Description of the task: Report every line in the listing below where the string "المعهد" shows up.

Supplied entries:

%%

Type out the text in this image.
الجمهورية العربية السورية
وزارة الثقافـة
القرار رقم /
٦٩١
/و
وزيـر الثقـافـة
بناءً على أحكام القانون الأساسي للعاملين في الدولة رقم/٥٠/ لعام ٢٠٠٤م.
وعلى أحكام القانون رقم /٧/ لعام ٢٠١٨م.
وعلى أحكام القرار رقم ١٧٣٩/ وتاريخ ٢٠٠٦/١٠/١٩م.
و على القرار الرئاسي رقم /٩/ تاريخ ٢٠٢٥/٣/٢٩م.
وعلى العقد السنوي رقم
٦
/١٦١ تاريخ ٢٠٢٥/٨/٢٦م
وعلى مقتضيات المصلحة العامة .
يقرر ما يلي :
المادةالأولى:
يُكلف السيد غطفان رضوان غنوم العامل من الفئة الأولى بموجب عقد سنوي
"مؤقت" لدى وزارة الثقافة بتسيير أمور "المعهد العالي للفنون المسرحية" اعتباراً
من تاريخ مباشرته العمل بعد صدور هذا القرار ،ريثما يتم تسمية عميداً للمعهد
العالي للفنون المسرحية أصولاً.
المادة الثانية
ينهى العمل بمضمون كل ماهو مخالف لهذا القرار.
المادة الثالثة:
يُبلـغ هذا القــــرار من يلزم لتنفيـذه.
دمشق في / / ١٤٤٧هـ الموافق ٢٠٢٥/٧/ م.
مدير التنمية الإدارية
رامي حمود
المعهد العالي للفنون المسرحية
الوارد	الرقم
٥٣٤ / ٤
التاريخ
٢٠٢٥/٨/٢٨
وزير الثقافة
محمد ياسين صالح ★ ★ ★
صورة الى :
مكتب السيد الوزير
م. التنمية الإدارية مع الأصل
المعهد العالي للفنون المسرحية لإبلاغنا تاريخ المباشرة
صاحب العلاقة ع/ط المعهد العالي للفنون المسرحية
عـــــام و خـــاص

%%

Answer to this task:
"مؤقت" لدى وزارة الثقافة بتسيير أمور "المعهد العالي للفنون المسرحية" اعتباراً
المعهد العالي للفنون المسرحية
المعهد العالي للفنون المسرحية لإبلاغنا تاريخ المباشرة
صاحب العلاقة ع/ط المعهد العالي للفنون المسرحية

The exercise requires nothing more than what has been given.